* _Dataset items_
--------------------------------

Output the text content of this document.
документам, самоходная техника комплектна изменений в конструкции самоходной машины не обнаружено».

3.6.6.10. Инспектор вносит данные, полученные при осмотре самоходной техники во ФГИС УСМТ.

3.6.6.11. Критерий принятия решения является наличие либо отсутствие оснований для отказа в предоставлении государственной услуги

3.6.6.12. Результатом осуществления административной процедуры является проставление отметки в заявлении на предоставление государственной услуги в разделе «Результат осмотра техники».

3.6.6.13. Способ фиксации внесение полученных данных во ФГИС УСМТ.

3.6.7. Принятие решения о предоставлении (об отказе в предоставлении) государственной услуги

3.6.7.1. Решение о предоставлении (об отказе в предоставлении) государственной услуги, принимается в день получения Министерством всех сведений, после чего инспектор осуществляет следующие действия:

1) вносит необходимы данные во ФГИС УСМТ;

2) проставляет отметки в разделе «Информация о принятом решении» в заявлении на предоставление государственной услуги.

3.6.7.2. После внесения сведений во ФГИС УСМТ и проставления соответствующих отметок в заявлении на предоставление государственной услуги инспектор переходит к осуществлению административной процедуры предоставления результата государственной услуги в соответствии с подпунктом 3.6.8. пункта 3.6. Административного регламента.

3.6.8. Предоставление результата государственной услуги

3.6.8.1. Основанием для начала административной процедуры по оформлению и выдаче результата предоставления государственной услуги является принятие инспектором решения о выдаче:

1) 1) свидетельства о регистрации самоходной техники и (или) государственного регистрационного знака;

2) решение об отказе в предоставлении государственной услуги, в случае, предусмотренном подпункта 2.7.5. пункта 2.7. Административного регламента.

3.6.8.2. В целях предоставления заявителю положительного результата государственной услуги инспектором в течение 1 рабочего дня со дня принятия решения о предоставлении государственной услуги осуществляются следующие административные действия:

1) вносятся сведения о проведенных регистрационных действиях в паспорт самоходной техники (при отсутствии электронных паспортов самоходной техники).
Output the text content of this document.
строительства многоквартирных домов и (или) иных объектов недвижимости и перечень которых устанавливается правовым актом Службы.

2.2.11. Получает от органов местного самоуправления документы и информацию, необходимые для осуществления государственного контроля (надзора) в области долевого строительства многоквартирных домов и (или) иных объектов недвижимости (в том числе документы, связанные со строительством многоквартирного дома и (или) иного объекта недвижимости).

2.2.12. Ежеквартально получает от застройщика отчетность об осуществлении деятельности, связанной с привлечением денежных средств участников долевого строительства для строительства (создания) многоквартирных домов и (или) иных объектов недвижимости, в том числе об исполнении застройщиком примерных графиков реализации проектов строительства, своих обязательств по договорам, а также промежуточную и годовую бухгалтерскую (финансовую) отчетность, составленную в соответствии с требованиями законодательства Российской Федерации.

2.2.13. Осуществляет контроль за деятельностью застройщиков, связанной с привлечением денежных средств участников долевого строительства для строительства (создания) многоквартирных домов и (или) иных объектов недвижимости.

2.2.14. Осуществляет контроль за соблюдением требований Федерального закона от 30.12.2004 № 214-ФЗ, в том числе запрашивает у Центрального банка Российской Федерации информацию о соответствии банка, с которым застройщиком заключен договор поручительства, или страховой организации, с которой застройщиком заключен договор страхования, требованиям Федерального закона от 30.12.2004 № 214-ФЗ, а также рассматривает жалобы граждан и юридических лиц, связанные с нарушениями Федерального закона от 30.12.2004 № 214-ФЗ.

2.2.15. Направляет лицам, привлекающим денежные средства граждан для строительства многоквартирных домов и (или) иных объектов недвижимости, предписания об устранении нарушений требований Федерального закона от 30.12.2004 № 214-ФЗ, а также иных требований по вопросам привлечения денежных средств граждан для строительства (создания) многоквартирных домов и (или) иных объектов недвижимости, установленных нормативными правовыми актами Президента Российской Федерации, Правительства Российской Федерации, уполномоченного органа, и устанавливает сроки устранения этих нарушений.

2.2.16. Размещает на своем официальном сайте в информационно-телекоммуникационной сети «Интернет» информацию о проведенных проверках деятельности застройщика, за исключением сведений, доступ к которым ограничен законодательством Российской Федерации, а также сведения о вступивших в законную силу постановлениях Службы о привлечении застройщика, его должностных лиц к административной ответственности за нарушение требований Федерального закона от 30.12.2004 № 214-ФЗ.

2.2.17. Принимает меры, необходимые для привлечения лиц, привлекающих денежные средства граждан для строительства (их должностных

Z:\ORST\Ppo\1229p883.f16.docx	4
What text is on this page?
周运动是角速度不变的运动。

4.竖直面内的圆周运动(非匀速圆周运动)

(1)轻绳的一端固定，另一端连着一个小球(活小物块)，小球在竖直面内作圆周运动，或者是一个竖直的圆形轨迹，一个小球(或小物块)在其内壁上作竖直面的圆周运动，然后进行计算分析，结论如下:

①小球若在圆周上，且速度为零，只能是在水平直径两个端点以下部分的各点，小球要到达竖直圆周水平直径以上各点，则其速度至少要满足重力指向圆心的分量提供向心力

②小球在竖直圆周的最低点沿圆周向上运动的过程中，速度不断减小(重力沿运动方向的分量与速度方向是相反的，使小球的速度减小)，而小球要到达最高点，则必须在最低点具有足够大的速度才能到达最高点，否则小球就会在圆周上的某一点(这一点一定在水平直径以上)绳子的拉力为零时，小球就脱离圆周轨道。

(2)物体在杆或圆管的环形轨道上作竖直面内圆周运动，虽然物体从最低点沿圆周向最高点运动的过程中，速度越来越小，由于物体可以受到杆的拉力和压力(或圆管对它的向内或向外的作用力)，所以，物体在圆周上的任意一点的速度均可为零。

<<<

--------------------------------

Repeat the material above in full, keeping every word.

* _Response for this exercise_
Output the text content of this document.
документам, самоходная техника комплектна изменений в конструкции самоходной машины не обнаружено».

3.6.6.10. Инспектор вносит данные, полученные при осмотре самоходной техники во ФГИС УСМТ.

3.6.6.11. Критерий принятия решения является наличие либо отсутствие оснований для отказа в предоставлении государственной услуги

3.6.6.12. Результатом осуществления административной процедуры является проставление отметки в заявлении на предоставление государственной услуги в разделе «Результат осмотра техники».

3.6.6.13. Способ фиксации внесение полученных данных во ФГИС УСМТ.

3.6.7. Принятие решения о предоставлении (об отказе в предоставлении) государственной услуги

3.6.7.1. Решение о предоставлении (об отказе в предоставлении) государственной услуги, принимается в день получения Министерством всех сведений, после чего инспектор осуществляет следующие действия:

1) вносит необходимы данные во ФГИС УСМТ;

2) проставляет отметки в разделе «Информация о принятом решении» в заявлении на предоставление государственной услуги.

3.6.7.2. После внесения сведений во ФГИС УСМТ и проставления соответствующих отметок в заявлении на предоставление государственной услуги инспектор переходит к осуществлению административной процедуры предоставления результата государственной услуги в соответствии с подпунктом 3.6.8. пункта 3.6. Административного регламента.

3.6.8. Предоставление результата государственной услуги

3.6.8.1. Основанием для начала административной процедуры по оформлению и выдаче результата предоставления государственной услуги является принятие инспектором решения о выдаче:

1) 1) свидетельства о регистрации самоходной техники и (или) государственного регистрационного знака;

2) решение об отказе в предоставлении государственной услуги, в случае, предусмотренном подпункта 2.7.5. пункта 2.7. Административного регламента.

3.6.8.2. В целях предоставления заявителю положительного результата государственной услуги инспектором в течение 1 рабочего дня со дня принятия решения о предоставлении государственной услуги осуществляются следующие административные действия:

1) вносятся сведения о проведенных регистрационных действиях в паспорт самоходной техники (при отсутствии электронных паспортов самоходной техники).
Output the text content of this document.
строительства многоквартирных домов и (или) иных объектов недвижимости и перечень которых устанавливается правовым актом Службы.

2.2.11. Получает от органов местного самоуправления документы и информацию, необходимые для осуществления государственного контроля (надзора) в области долевого строительства многоквартирных домов и (или) иных объектов недвижимости (в том числе документы, связанные со строительством многоквартирного дома и (или) иного объекта недвижимости).

2.2.12. Ежеквартально получает от застройщика отчетность об осуществлении деятельности, связанной с привлечением денежных средств участников долевого строительства для строительства (создания) многоквартирных домов и (или) иных объектов недвижимости, в том числе об исполнении застройщиком примерных графиков реализации проектов строительства, своих обязательств по договорам, а также промежуточную и годовую бухгалтерскую (финансовую) отчетность, составленную в соответствии с требованиями законодательства Российской Федерации.

2.2.13. Осуществляет контроль за деятельностью застройщиков, связанной с привлечением денежных средств участников долевого строительства для строительства (создания) многоквартирных домов и (или) иных объектов недвижимости.

2.2.14. Осуществляет контроль за соблюдением требований Федерального закона от 30.12.2004 № 214-ФЗ, в том числе запрашивает у Центрального банка Российской Федерации информацию о соответствии банка, с которым застройщиком заключен договор поручительства, или страховой организации, с которой застройщиком заключен договор страхования, требованиям Федерального закона от 30.12.2004 № 214-ФЗ, а также рассматривает жалобы граждан и юридических лиц, связанные с нарушениями Федерального закона от 30.12.2004 № 214-ФЗ.

2.2.15. Направляет лицам, привлекающим денежные средства граждан для строительства многоквартирных домов и (или) иных объектов недвижимости, предписания об устранении нарушений требований Федерального закона от 30.12.2004 № 214-ФЗ, а также иных требований по вопросам привлечения денежных средств граждан для строительства (создания) многоквартирных домов и (или) иных объектов недвижимости, установленных нормативными правовыми актами Президента Российской Федерации, Правительства Российской Федерации, уполномоченного органа, и устанавливает сроки устранения этих нарушений.

2.2.16. Размещает на своем официальном сайте в информационно-телекоммуникационной сети «Интернет» информацию о проведенных проверках деятельности застройщика, за исключением сведений, доступ к которым ограничен законодательством Российской Федерации, а также сведения о вступивших в законную силу постановлениях Службы о привлечении застройщика, его должностных лиц к административной ответственности за нарушение требований Федерального закона от 30.12.2004 № 214-ФЗ.

2.2.17. Принимает меры, необходимые для привлечения лиц, привлекающих денежные средства граждан для строительства (их должностных

Z:\ORST\Ppo\1229p883.f16.docx	4
What text is on this page?
周运动是角速度不变的运动。

4.竖直面内的圆周运动(非匀速圆周运动)

(1)轻绳的一端固定，另一端连着一个小球(活小物块)，小球在竖直面内作圆周运动，或者是一个竖直的圆形轨迹，一个小球(或小物块)在其内壁上作竖直面的圆周运动，然后进行计算分析，结论如下:

①小球若在圆周上，且速度为零，只能是在水平直径两个端点以下部分的各点，小球要到达竖直圆周水平直径以上各点，则其速度至少要满足重力指向圆心的分量提供向心力

②小球在竖直圆周的最低点沿圆周向上运动的过程中，速度不断减小(重力沿运动方向的分量与速度方向是相反的，使小球的速度减小)，而小球要到达最高点，则必须在最低点具有足够大的速度才能到达最高点，否则小球就会在圆周上的某一点(这一点一定在水平直径以上)绳子的拉力为零时，小球就脱离圆周轨道。

(2)物体在杆或圆管的环形轨道上作竖直面内圆周运动，虽然物体从最低点沿圆周向最高点运动的过程中，速度越来越小，由于物体可以受到杆的拉力和压力(或圆管对它的向内或向外的作用力)，所以，物体在圆周上的任意一点的速度均可为零。

<<<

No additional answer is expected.